**What the exercise asks**
Repeat the listing in full. Nothing may be added or left out.

------------------------

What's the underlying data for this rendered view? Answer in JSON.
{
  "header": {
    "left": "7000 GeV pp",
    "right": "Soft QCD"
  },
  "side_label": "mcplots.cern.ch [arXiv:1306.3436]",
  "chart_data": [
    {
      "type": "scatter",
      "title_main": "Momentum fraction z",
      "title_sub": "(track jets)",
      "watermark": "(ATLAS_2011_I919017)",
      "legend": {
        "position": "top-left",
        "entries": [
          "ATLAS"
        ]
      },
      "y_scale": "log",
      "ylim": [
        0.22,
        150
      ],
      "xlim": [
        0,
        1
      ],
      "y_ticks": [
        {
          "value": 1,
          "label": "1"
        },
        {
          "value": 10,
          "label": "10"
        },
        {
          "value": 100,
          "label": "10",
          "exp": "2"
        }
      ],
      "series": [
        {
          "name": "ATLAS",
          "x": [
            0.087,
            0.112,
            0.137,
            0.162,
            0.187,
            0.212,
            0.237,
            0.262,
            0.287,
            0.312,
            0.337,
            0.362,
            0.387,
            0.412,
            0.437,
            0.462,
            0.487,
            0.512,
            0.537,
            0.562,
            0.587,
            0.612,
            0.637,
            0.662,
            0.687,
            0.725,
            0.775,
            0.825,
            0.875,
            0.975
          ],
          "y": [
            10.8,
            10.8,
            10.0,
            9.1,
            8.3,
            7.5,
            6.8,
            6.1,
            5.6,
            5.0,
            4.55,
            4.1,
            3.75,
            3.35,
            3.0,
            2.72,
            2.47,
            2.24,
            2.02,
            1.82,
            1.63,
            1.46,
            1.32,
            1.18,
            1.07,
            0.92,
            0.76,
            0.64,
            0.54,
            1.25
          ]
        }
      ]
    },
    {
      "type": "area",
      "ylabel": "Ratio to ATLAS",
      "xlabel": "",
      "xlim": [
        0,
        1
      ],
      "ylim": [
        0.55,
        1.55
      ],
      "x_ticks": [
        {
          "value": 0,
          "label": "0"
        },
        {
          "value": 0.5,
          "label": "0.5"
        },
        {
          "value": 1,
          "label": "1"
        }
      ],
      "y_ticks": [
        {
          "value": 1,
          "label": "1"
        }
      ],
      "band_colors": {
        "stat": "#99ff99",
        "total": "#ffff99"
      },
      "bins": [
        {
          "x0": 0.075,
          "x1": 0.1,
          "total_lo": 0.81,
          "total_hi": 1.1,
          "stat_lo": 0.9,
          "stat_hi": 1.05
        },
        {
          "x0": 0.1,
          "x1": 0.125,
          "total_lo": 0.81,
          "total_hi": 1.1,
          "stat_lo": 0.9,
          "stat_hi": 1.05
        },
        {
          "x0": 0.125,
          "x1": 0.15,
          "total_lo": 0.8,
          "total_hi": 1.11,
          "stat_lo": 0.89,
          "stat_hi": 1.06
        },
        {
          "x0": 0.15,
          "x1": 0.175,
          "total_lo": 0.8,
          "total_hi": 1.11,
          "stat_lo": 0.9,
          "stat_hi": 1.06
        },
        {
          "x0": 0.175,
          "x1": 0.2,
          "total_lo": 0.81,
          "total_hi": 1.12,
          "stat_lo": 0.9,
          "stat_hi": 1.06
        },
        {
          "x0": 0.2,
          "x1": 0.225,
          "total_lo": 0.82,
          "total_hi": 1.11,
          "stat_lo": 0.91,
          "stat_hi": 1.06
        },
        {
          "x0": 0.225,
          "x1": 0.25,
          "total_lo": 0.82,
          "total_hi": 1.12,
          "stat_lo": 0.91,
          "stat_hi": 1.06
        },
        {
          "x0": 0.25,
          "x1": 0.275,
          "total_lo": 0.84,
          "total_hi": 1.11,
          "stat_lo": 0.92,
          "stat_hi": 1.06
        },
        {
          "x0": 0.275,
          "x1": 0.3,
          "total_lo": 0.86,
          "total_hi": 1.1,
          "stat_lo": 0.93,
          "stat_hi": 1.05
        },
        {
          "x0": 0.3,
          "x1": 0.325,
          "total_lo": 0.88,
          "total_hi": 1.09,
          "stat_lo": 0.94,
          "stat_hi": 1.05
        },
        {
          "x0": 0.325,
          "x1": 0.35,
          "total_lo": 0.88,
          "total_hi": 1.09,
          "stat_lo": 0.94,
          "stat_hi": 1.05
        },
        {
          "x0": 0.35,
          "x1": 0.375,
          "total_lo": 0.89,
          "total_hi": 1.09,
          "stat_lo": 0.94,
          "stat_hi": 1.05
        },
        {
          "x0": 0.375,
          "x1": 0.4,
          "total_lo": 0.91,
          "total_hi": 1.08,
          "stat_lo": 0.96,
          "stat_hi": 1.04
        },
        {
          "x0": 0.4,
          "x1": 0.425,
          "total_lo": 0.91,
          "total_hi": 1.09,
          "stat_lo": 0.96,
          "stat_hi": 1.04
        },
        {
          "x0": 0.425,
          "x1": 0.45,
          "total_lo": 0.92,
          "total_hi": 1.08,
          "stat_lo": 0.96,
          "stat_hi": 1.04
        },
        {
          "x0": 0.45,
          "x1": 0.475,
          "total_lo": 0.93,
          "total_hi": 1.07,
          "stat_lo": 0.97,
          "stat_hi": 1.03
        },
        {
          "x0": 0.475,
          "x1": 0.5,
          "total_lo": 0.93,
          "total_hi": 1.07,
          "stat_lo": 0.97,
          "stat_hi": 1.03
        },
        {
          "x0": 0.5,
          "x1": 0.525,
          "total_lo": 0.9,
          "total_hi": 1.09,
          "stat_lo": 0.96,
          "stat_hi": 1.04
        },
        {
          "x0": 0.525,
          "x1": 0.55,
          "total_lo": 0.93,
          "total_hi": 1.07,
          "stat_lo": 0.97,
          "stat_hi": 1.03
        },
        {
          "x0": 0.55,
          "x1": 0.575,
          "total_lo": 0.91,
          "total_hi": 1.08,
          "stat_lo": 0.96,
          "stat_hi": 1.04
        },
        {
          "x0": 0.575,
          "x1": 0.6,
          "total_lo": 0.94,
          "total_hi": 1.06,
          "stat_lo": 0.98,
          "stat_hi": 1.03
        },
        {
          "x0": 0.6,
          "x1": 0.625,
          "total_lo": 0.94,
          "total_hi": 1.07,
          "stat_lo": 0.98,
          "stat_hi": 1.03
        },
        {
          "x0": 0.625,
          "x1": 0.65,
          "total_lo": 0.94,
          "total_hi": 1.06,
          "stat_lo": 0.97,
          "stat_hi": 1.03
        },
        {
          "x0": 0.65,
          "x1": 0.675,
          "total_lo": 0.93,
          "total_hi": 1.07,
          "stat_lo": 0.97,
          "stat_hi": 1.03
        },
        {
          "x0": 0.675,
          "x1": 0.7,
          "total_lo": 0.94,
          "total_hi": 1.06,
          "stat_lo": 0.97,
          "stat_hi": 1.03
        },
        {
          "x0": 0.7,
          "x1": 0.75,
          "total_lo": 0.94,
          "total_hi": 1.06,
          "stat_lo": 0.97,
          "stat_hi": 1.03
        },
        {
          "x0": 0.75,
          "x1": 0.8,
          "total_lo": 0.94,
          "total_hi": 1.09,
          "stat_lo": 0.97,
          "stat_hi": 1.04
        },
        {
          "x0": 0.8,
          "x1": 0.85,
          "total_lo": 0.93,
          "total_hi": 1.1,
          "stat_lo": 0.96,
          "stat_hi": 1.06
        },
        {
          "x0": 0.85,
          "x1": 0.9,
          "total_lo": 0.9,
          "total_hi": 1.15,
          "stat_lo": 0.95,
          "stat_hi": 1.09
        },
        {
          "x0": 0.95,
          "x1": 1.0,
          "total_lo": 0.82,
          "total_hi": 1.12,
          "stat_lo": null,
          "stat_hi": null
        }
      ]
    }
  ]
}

------------------------

**Exercise result**
What's the underlying data for this rendered view? Answer in JSON.
{
  "header": {
    "left": "7000 GeV pp",
    "right": "Soft QCD"
  },
  "side_label": "mcplots.cern.ch [arXiv:1306.3436]",
  "chart_data": [
    {
      "type": "scatter",
      "title_main": "Momentum fraction z",
      "title_sub": "(track jets)",
      "watermark": "(ATLAS_2011_I919017)",
      "legend": {
        "position": "top-left",
        "entries": [
          "ATLAS"
        ]
      },
      "y_scale": "log",
      "ylim": [
        0.22,
        150
      ],
      "xlim": [
        0,
        1
      ],
      "y_ticks": [
        {
          "value": 1,
          "label": "1"
        },
        {
          "value": 10,
          "label": "10"
        },
        {
          "value": 100,
          "label": "10",
          "exp": "2"
        }
      ],
      "series": [
        {
          "name": "ATLAS",
          "x": [
            0.087,
            0.112,
            0.137,
            0.162,
            0.187,
            0.212,
            0.237,
            0.262,
            0.287,
            0.312,
            0.337,
            0.362,
            0.387,
            0.412,
            0.437,
            0.462,
            0.487,
            0.512,
            0.537,
            0.562,
            0.587,
            0.612,
            0.637,
            0.662,
            0.687,
            0.725,
            0.775,
            0.825,
            0.875,
            0.975
          ],
          "y": [
            10.8,
            10.8,
            10.0,
            9.1,
            8.3,
            7.5,
            6.8,
            6.1,
            5.6,
            5.0,
            4.55,
            4.1,
            3.75,
            3.35,
            3.0,
            2.72,
            2.47,
            2.24,
            2.02,
            1.82,
            1.63,
            1.46,
            1.32,
            1.18,
            1.07,
            0.92,
            0.76,
            0.64,
            0.54,
            1.25
          ]
        }
      ]
    },
    {
      "type": "area",
      "ylabel": "Ratio to ATLAS",
      "xlabel": "",
      "xlim": [
        0,
        1
      ],
      "ylim": [
        0.55,
        1.55
      ],
      "x_ticks": [
        {
          "value": 0,
          "label": "0"
        },
        {
          "value": 0.5,
          "label": "0.5"
        },
        {
          "value": 1,
          "label": "1"
        }
      ],
      "y_ticks": [
        {
          "value": 1,
          "label": "1"
        }
      ],
      "band_colors": {
        "stat": "#99ff99",
        "total": "#ffff99"
      },
      "bins": [
        {
          "x0": 0.075,
          "x1": 0.1,
          "total_lo": 0.81,
          "total_hi": 1.1,
          "stat_lo": 0.9,
          "stat_hi": 1.05
        },
        {
          "x0": 0.1,
          "x1": 0.125,
          "total_lo": 0.81,
          "total_hi": 1.1,
          "stat_lo": 0.9,
          "stat_hi": 1.05
        },
        {
          "x0": 0.125,
          "x1": 0.15,
          "total_lo": 0.8,
          "total_hi": 1.11,
          "stat_lo": 0.89,
          "stat_hi": 1.06
        },
        {
          "x0": 0.15,
          "x1": 0.175,
          "total_lo": 0.8,
          "total_hi": 1.11,
          "stat_lo": 0.9,
          "stat_hi": 1.06
        },
        {
          "x0": 0.175,
          "x1": 0.2,
          "total_lo": 0.81,
          "total_hi": 1.12,
          "stat_lo": 0.9,
          "stat_hi": 1.06
        },
        {
          "x0": 0.2,
          "x1": 0.225,
          "total_lo": 0.82,
          "total_hi": 1.11,
          "stat_lo": 0.91,
          "stat_hi": 1.06
        },
        {
          "x0": 0.225,
          "x1": 0.25,
          "total_lo": 0.82,
          "total_hi": 1.12,
          "stat_lo": 0.91,
          "stat_hi": 1.06
        },
        {
          "x0": 0.25,
          "x1": 0.275,
          "total_lo": 0.84,
          "total_hi": 1.11,
          "stat_lo": 0.92,
          "stat_hi": 1.06
        },
        {
          "x0": 0.275,
          "x1": 0.3,
          "total_lo": 0.86,
          "total_hi": 1.1,
          "stat_lo": 0.93,
          "stat_hi": 1.05
        },
        {
          "x0": 0.3,
          "x1": 0.325,
          "total_lo": 0.88,
          "total_hi": 1.09,
          "stat_lo": 0.94,
          "stat_hi": 1.05
        },
        {
          "x0": 0.325,
          "x1": 0.35,
          "total_lo": 0.88,
          "total_hi": 1.09,
          "stat_lo": 0.94,
          "stat_hi": 1.05
        },
        {
          "x0": 0.35,
          "x1": 0.375,
          "total_lo": 0.89,
          "total_hi": 1.09,
          "stat_lo": 0.94,
          "stat_hi": 1.05
        },
        {
          "x0": 0.375,
          "x1": 0.4,
          "total_lo": 0.91,
          "total_hi": 1.08,
          "stat_lo": 0.96,
          "stat_hi": 1.04
        },
        {
          "x0": 0.4,
          "x1": 0.425,
          "total_lo": 0.91,
          "total_hi": 1.09,
          "stat_lo": 0.96,
          "stat_hi": 1.04
        },
        {
          "x0": 0.425,
          "x1": 0.45,
          "total_lo": 0.92,
          "total_hi": 1.08,
          "stat_lo": 0.96,
          "stat_hi": 1.04
        },
        {
          "x0": 0.45,
          "x1": 0.475,
          "total_lo": 0.93,
          "total_hi": 1.07,
          "stat_lo": 0.97,
          "stat_hi": 1.03
        },
        {
          "x0": 0.475,
          "x1": 0.5,
          "total_lo": 0.93,
          "total_hi": 1.07,
          "stat_lo": 0.97,
          "stat_hi": 1.03
        },
        {
          "x0": 0.5,
          "x1": 0.525,
          "total_lo": 0.9,
          "total_hi": 1.09,
          "stat_lo": 0.96,
          "stat_hi": 1.04
        },
        {
          "x0": 0.525,
          "x1": 0.55,
          "total_lo": 0.93,
          "total_hi": 1.07,
          "stat_lo": 0.97,
          "stat_hi": 1.03
        },
        {
          "x0": 0.55,
          "x1": 0.575,
          "total_lo": 0.91,
          "total_hi": 1.08,
          "stat_lo": 0.96,
          "stat_hi": 1.04
        },
        {
          "x0": 0.575,
          "x1": 0.6,
          "total_lo": 0.94,
          "total_hi": 1.06,
          "stat_lo": 0.98,
          "stat_hi": 1.03
        },
        {
          "x0": 0.6,
          "x1": 0.625,
          "total_lo": 0.94,
          "total_hi": 1.07,
          "stat_lo": 0.98,
          "stat_hi": 1.03
        },
        {
          "x0": 0.625,
          "x1": 0.65,
          "total_lo": 0.94,
          "total_hi": 1.06,
          "stat_lo": 0.97,
          "stat_hi": 1.03
        },
        {
          "x0": 0.65,
          "x1": 0.675,
          "total_lo": 0.93,
          "total_hi": 1.07,
          "stat_lo": 0.97,
          "stat_hi": 1.03
        },
        {
          "x0": 0.675,
          "x1": 0.7,
          "total_lo": 0.94,
          "total_hi": 1.06,
          "stat_lo": 0.97,
          "stat_hi": 1.03
        },
        {
          "x0": 0.7,
          "x1": 0.75,
          "total_lo": 0.94,
          "total_hi": 1.06,
          "stat_lo": 0.97,
          "stat_hi": 1.03
        },
        {
          "x0": 0.75,
          "x1": 0.8,
          "total_lo": 0.94,
          "total_hi": 1.09,
          "stat_lo": 0.97,
          "stat_hi": 1.04
        },
        {
          "x0": 0.8,
          "x1": 0.85,
          "total_lo": 0.93,
          "total_hi": 1.1,
          "stat_lo": 0.96,
          "stat_hi": 1.06
        },
        {
          "x0": 0.85,
          "x1": 0.9,
          "total_lo": 0.9,
          "total_hi": 1.15,
          "stat_lo": 0.95,
          "stat_hi": 1.09
        },
        {
          "x0": 0.95,
          "x1": 1.0,
          "total_lo": 0.82,
          "total_hi": 1.12,
          "stat_lo": null,
          "stat_hi": null
        }
      ]
    }
  ]
}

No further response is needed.